RECORDS PROVIDED
━━━━━━━━━━━━━━━━━━━━━━━━━━━━━━

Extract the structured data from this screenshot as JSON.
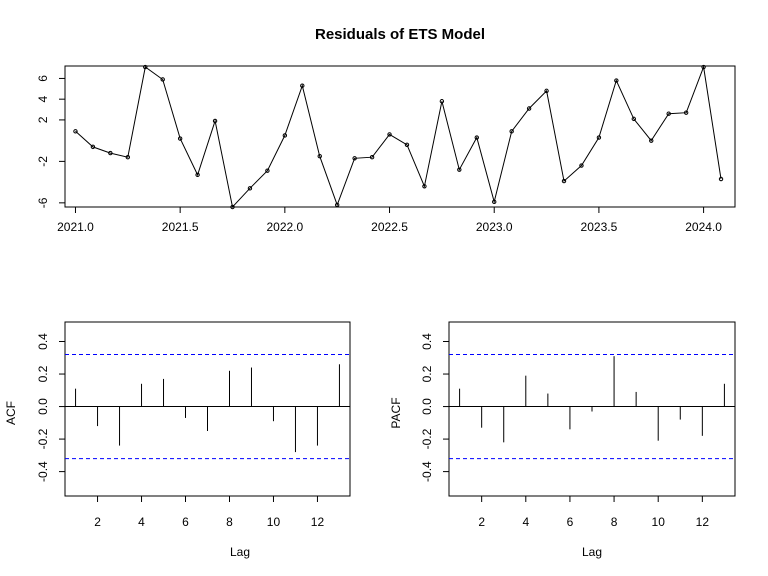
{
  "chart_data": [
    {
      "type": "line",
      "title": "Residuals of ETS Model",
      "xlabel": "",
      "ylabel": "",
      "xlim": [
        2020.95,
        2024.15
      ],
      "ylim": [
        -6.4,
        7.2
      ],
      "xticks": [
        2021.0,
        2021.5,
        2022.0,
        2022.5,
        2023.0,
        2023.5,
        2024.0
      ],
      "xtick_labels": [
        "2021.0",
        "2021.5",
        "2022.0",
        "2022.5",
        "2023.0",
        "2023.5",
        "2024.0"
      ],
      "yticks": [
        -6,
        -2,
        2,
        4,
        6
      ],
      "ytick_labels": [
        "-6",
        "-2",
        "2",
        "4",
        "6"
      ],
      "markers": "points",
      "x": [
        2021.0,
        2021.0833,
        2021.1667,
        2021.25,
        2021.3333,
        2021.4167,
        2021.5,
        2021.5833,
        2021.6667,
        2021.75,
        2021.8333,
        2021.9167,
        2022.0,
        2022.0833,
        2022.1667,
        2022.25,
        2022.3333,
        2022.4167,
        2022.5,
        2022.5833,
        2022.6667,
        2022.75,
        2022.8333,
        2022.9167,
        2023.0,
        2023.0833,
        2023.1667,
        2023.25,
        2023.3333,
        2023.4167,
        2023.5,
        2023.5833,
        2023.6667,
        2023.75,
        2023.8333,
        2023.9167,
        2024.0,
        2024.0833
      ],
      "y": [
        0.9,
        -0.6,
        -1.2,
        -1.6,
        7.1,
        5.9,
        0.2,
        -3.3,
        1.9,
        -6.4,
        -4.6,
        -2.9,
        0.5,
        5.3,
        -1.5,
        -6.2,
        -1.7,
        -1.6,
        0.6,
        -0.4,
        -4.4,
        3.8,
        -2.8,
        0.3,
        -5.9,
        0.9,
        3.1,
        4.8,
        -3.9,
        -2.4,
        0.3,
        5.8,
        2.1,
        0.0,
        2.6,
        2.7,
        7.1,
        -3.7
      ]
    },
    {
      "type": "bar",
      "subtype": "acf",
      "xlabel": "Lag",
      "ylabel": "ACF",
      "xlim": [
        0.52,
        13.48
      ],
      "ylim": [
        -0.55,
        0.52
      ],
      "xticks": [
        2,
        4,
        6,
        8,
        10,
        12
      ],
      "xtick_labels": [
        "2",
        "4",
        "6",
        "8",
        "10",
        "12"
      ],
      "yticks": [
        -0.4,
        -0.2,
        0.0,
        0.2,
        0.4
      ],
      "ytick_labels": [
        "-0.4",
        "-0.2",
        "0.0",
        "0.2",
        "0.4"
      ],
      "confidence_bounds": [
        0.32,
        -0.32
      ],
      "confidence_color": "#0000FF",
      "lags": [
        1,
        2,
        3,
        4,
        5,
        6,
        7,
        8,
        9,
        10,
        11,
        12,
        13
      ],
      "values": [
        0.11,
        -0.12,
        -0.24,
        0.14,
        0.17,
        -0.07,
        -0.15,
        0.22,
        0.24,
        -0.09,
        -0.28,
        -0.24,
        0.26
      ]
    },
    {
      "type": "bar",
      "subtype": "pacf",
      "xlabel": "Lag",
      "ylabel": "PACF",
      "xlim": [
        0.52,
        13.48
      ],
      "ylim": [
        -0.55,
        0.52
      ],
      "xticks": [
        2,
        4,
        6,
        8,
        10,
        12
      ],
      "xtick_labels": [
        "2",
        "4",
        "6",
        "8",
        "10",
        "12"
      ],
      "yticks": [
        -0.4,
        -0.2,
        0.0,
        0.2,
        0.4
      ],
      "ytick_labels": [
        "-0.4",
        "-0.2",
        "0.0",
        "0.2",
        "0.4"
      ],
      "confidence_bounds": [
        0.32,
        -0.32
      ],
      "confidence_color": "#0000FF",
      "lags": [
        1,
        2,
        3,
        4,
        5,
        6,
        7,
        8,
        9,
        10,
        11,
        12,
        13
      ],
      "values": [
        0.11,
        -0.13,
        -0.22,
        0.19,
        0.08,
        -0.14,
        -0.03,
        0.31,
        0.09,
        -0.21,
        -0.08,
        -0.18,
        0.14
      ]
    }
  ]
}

━━━━━━━━━━━━━━━━━━━━━━━━━━━━━━

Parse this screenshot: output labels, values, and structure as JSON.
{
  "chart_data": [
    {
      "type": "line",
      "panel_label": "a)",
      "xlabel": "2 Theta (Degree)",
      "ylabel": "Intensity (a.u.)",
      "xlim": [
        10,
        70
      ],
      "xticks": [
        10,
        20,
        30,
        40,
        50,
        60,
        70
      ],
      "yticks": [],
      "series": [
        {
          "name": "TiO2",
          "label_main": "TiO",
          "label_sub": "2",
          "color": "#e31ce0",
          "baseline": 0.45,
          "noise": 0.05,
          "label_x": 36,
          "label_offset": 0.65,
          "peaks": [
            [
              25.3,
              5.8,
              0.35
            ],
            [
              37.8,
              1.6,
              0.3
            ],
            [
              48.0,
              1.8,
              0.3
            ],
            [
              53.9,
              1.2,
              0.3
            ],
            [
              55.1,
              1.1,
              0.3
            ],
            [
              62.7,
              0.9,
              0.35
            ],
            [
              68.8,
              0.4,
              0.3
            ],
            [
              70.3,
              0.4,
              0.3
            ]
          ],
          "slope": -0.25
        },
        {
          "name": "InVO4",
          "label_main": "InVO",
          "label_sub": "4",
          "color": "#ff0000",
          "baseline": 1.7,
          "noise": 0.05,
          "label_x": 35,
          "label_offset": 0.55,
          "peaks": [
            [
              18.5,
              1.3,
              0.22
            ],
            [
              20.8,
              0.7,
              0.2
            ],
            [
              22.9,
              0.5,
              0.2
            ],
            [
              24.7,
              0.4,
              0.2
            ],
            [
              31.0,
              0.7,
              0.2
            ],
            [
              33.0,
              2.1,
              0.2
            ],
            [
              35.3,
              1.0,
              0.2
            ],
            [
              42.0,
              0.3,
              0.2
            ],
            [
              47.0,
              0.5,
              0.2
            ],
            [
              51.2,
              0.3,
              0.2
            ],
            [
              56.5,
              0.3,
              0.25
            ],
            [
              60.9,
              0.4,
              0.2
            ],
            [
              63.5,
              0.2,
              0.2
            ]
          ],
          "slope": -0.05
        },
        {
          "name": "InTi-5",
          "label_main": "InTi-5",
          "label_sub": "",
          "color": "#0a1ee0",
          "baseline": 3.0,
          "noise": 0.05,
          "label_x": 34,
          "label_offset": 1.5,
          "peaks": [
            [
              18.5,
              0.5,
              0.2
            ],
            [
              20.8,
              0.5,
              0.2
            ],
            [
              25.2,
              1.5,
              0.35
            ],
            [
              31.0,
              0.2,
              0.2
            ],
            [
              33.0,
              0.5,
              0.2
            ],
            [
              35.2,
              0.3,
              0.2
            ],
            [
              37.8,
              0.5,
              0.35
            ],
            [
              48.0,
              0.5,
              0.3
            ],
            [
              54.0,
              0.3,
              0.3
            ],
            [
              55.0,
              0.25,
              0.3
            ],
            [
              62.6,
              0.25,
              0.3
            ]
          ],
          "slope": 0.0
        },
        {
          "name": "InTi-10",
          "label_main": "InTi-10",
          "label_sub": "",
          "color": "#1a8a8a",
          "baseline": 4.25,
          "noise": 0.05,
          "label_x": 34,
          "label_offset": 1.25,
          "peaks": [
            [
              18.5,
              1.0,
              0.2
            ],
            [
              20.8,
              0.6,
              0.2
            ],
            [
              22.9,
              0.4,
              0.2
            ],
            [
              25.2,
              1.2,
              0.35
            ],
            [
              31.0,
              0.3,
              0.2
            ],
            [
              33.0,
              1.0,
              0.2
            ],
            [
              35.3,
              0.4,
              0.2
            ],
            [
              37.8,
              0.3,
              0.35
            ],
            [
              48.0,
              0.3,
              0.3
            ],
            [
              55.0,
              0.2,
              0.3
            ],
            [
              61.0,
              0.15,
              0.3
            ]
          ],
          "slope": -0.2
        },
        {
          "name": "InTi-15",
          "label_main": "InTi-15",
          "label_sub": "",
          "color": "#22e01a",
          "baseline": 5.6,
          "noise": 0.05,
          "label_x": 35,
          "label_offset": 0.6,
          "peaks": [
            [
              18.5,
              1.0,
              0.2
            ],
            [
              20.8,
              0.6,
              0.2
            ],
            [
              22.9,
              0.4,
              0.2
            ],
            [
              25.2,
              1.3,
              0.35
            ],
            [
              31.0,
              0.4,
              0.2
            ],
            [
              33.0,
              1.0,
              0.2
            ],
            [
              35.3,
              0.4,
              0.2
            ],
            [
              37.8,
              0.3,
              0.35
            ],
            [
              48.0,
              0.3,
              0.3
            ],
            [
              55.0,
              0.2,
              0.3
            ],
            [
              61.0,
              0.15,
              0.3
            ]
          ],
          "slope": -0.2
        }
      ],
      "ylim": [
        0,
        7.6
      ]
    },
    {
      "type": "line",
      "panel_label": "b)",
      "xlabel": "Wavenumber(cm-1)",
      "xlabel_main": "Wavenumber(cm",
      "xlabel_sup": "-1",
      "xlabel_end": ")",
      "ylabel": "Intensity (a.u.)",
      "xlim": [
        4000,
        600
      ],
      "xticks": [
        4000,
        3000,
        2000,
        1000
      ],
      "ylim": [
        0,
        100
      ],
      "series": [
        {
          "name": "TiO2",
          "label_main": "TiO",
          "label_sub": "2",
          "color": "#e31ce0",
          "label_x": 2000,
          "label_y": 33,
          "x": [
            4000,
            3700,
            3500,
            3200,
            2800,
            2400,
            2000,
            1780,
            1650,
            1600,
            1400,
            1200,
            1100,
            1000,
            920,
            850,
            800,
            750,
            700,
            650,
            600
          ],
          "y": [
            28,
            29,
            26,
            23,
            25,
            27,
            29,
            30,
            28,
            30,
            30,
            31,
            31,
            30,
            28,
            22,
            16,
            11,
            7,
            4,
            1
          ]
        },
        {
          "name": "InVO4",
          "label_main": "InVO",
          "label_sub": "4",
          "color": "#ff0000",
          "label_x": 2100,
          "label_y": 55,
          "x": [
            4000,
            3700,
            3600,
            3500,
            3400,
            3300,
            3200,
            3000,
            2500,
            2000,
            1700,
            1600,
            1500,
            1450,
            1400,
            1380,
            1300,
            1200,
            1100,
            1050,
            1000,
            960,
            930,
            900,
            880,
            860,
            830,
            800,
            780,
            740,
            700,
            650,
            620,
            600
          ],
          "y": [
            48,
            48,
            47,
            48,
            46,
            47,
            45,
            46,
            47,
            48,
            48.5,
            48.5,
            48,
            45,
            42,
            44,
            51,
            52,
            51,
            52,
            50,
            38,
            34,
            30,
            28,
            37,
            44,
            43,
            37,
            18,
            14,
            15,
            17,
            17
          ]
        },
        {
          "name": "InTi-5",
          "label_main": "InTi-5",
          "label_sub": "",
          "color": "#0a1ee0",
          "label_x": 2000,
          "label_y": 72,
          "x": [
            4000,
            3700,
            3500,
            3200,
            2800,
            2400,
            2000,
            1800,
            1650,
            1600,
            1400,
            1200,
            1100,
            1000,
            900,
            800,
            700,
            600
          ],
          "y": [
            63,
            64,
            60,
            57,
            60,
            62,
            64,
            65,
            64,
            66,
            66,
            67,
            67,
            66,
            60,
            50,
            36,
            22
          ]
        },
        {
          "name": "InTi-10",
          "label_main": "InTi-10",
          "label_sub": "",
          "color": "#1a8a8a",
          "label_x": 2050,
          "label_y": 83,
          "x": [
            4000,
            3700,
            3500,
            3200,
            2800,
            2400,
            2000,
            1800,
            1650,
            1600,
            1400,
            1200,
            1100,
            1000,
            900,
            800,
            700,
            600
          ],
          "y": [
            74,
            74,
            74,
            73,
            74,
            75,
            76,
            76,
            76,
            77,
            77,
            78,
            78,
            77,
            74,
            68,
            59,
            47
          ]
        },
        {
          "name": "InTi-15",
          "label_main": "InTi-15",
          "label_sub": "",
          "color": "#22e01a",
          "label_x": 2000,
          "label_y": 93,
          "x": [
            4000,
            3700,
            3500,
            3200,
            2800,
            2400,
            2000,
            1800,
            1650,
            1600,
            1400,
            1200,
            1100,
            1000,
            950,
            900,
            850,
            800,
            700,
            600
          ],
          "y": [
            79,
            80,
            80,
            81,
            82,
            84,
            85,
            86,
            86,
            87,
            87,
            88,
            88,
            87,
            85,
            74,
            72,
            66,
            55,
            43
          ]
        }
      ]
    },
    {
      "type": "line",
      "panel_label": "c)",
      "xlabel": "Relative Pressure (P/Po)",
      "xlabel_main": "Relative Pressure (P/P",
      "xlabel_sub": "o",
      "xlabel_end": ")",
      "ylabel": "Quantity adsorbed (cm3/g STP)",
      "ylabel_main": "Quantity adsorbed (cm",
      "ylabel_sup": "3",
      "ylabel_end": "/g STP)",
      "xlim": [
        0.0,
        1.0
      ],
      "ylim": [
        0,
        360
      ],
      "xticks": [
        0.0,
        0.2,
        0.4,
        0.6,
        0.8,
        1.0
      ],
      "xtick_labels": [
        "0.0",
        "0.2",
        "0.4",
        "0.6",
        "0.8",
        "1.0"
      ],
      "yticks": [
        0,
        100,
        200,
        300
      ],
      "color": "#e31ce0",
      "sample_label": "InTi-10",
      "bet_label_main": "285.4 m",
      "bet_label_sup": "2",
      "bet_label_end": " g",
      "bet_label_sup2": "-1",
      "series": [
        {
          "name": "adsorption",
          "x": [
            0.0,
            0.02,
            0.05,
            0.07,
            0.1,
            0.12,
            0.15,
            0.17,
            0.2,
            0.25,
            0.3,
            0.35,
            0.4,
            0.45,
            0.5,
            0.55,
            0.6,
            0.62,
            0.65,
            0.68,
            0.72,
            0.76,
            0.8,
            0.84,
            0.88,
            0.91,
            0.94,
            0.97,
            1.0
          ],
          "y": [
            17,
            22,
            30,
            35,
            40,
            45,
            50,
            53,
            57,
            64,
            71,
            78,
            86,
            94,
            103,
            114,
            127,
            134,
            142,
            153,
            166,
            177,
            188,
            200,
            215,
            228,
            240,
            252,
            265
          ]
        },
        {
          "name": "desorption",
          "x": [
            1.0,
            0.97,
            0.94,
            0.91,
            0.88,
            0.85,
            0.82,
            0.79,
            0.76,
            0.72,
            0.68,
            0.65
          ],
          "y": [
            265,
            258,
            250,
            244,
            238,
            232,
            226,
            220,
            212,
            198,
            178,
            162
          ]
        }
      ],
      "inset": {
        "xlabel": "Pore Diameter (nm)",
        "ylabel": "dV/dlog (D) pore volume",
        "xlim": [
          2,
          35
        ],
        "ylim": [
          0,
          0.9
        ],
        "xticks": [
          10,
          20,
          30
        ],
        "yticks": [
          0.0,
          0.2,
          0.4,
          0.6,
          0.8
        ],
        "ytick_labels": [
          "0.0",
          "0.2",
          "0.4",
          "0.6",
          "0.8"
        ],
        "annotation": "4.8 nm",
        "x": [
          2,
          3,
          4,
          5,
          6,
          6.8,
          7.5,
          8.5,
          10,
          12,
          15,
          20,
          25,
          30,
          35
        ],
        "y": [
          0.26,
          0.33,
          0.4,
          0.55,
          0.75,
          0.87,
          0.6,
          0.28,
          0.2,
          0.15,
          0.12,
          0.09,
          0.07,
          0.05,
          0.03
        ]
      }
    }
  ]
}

━━━━━━━━━━━━━━━━━━━━━━━━━━━━━━

TASK TO CARRY OUT
Looking at the entries above, state how many lines contain "this"; give the number alone.

THE ANSWER
2